── PROVIDED DATA ──

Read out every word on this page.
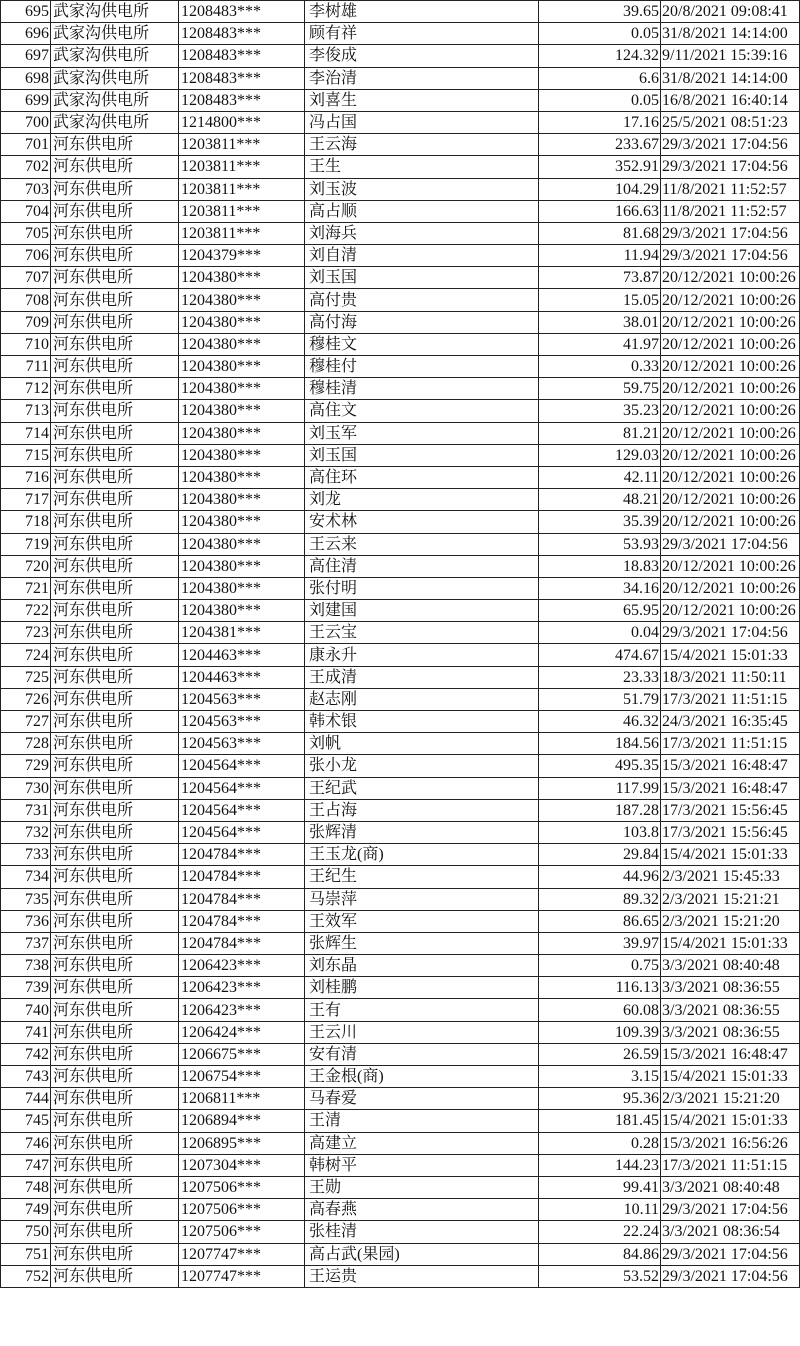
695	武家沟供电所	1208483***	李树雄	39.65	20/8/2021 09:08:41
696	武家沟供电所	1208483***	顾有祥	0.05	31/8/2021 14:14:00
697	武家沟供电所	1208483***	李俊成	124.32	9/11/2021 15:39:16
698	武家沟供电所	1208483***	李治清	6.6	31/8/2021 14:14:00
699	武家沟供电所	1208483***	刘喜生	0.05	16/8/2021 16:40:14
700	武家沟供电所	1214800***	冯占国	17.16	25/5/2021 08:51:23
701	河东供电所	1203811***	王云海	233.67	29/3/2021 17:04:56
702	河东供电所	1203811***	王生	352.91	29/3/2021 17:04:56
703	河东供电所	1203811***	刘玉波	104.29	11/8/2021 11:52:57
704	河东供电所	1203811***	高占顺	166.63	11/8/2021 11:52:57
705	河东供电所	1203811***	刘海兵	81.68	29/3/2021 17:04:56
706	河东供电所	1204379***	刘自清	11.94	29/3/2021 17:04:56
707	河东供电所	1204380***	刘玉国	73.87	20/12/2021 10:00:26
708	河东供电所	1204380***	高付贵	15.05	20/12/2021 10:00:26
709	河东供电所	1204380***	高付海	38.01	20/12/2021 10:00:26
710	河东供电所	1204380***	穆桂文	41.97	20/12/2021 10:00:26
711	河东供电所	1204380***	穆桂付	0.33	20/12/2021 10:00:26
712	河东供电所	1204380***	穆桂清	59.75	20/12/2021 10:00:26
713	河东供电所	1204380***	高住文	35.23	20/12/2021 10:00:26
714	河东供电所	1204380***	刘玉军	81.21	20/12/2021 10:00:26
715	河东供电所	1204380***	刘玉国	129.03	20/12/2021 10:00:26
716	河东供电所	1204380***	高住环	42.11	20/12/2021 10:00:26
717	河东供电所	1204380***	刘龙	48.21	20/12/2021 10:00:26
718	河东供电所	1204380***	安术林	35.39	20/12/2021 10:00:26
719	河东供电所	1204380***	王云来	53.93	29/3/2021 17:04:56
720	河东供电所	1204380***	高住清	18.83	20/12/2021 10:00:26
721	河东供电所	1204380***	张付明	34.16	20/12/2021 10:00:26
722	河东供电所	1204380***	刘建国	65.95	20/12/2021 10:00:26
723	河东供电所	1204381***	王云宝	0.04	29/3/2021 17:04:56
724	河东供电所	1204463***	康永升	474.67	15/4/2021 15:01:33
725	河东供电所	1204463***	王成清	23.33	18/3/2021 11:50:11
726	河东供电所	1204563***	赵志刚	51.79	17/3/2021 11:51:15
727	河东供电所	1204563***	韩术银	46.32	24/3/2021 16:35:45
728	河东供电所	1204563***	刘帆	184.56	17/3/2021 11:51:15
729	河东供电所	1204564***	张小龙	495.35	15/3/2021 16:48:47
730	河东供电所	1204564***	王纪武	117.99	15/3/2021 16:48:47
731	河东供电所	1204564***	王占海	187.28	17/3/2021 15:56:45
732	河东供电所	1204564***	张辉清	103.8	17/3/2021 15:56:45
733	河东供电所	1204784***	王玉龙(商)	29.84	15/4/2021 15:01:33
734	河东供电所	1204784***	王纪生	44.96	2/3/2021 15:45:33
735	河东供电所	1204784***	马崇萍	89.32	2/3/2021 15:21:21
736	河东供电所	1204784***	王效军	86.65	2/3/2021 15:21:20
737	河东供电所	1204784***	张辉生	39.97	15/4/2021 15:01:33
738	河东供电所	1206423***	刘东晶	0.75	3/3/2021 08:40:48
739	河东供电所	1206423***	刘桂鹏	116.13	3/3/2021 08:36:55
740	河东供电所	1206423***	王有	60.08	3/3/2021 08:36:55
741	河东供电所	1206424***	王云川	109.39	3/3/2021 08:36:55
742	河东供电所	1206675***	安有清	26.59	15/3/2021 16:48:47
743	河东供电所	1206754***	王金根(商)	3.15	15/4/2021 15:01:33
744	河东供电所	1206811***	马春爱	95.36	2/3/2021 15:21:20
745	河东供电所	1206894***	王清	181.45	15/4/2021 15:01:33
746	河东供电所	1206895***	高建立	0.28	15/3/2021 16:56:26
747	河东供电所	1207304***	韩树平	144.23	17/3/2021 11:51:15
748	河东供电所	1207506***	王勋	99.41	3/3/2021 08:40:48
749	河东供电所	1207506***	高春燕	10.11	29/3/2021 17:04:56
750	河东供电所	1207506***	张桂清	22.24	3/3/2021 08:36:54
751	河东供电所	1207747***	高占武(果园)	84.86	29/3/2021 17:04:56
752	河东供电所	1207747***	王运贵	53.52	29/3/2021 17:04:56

───
── PROVIDED DATA ──

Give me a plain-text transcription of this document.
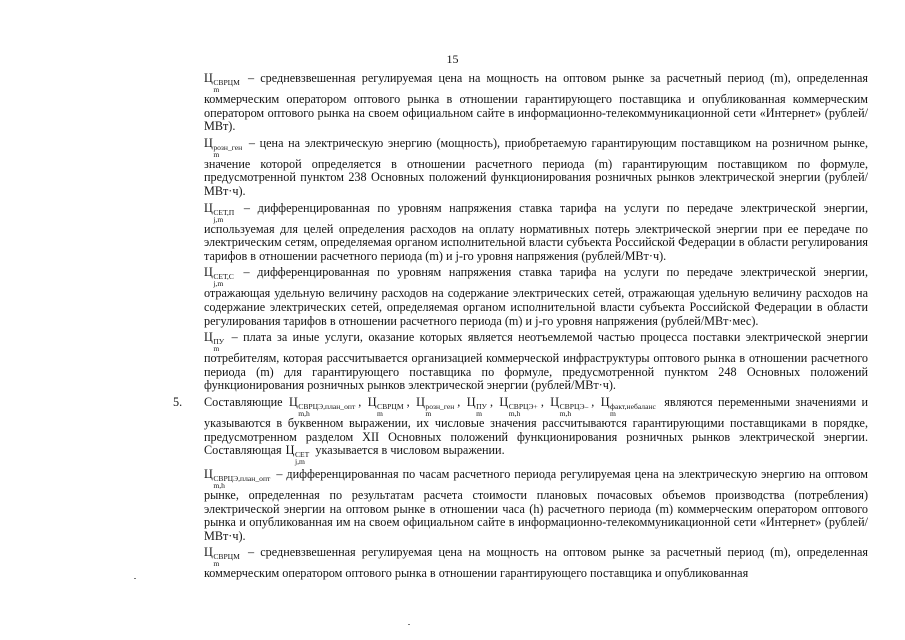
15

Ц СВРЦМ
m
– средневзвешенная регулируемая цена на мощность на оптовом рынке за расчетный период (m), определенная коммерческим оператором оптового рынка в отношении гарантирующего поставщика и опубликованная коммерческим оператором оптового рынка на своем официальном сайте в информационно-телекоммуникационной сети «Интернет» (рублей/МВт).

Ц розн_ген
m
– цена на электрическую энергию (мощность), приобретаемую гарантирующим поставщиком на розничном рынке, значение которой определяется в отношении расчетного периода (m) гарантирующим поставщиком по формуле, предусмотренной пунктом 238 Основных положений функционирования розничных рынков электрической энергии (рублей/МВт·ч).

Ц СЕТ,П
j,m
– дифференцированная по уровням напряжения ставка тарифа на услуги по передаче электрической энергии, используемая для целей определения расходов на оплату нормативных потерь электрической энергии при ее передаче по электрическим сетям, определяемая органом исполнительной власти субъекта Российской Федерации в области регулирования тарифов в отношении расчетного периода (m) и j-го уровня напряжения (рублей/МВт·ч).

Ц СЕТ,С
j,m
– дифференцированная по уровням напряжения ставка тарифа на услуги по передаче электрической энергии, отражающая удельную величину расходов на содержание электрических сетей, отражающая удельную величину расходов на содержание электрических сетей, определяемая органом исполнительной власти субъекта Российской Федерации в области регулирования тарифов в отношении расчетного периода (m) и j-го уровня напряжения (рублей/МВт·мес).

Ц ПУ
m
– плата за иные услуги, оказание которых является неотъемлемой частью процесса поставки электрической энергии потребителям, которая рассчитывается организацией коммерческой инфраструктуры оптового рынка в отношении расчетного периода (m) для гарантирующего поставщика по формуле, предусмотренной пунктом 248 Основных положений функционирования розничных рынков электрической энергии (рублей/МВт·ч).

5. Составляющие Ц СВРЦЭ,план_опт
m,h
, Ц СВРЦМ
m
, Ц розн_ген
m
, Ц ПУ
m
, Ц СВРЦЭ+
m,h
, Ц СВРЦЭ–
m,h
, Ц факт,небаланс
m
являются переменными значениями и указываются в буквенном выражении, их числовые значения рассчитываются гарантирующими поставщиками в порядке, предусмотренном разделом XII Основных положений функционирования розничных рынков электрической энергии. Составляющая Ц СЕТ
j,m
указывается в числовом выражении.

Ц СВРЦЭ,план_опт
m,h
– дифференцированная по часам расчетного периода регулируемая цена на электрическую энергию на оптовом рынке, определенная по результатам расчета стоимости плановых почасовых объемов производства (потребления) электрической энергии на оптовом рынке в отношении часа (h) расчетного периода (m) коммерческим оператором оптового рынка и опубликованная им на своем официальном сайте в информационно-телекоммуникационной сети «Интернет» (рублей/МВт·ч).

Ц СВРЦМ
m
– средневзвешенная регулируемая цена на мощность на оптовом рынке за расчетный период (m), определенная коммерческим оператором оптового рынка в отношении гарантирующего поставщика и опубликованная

───
── PROVIDED DATA ──

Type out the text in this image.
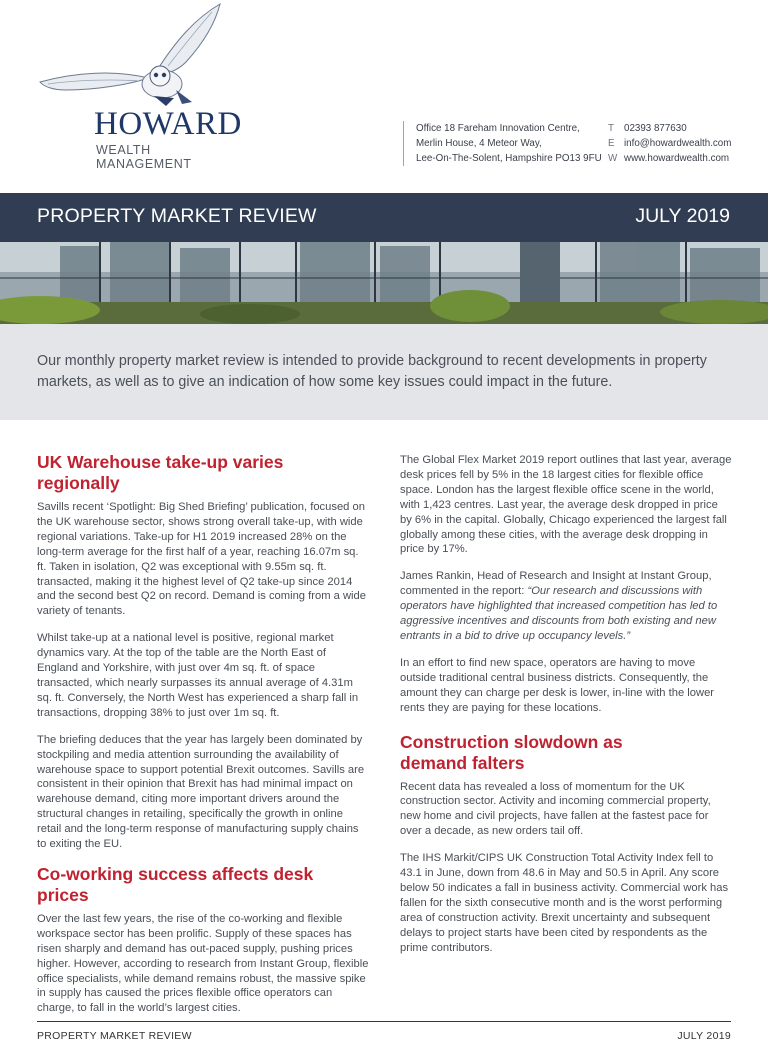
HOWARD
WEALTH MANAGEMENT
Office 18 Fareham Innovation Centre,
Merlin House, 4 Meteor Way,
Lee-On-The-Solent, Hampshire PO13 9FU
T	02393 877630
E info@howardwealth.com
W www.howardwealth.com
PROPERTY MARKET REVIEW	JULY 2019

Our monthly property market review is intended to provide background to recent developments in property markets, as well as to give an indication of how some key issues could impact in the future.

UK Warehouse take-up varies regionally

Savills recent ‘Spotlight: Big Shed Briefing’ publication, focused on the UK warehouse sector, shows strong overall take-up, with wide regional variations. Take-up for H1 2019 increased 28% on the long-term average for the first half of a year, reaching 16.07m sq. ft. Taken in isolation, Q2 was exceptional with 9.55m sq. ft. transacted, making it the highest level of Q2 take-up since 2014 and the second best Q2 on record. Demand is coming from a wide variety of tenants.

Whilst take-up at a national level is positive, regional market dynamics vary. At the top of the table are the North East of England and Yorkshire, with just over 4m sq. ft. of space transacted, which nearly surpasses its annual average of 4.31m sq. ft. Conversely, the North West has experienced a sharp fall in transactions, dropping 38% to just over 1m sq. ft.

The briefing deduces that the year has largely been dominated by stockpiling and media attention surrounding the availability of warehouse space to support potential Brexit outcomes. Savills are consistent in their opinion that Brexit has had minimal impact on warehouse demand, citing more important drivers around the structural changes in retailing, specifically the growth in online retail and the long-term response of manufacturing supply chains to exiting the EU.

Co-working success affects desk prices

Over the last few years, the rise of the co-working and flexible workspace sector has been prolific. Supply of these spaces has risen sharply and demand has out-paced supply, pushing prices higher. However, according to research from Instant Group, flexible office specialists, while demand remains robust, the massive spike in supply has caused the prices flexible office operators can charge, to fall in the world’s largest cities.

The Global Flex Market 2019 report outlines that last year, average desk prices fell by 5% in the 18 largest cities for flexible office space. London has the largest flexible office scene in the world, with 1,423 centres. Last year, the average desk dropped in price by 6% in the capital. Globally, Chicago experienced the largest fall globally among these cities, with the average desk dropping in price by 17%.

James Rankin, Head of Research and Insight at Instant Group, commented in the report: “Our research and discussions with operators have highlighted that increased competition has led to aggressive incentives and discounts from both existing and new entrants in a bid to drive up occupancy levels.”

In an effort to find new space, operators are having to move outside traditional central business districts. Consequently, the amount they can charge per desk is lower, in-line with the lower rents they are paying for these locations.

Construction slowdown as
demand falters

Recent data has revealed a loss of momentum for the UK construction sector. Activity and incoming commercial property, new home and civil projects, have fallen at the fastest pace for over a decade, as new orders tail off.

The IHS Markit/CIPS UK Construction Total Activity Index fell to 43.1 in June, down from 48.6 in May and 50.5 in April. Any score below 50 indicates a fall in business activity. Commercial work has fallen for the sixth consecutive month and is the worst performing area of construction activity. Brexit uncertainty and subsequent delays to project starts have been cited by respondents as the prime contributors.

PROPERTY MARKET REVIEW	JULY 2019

───

• **PROBLEM DESCRIPTION**
Which lines contain "функционирования"? Copy each of them out.

• **FINISHED EXERCISE**
– цена на электрическую энергию (мощность), приобретаемую гарантирующим поставщиком на розничном рынке, значение которой определяется в отношении расчетного периода (m) гарантирующим поставщиком по формуле, предусмотренной пунктом 238 Основных положений функционирования розничных рынков электрической энергии (рублей/МВт·ч).
– плата за иные услуги, оказание которых является неотъемлемой частью процесса поставки электрической энергии потребителям, которая рассчитывается организацией коммерческой инфраструктуры оптового рынка в отношении расчетного периода (m) для гарантирующего поставщика по формуле, предусмотренной пунктом 248 Основных положений функционирования розничных рынков электрической энергии (рублей/МВт·ч).
являются переменными значениями и указываются в буквенном выражении, их числовые значения рассчитываются гарантирующими поставщиками в порядке, предусмотренном разделом XII Основных положений функционирования розничных рынков электрической энергии. Составляющая Ц СЕТ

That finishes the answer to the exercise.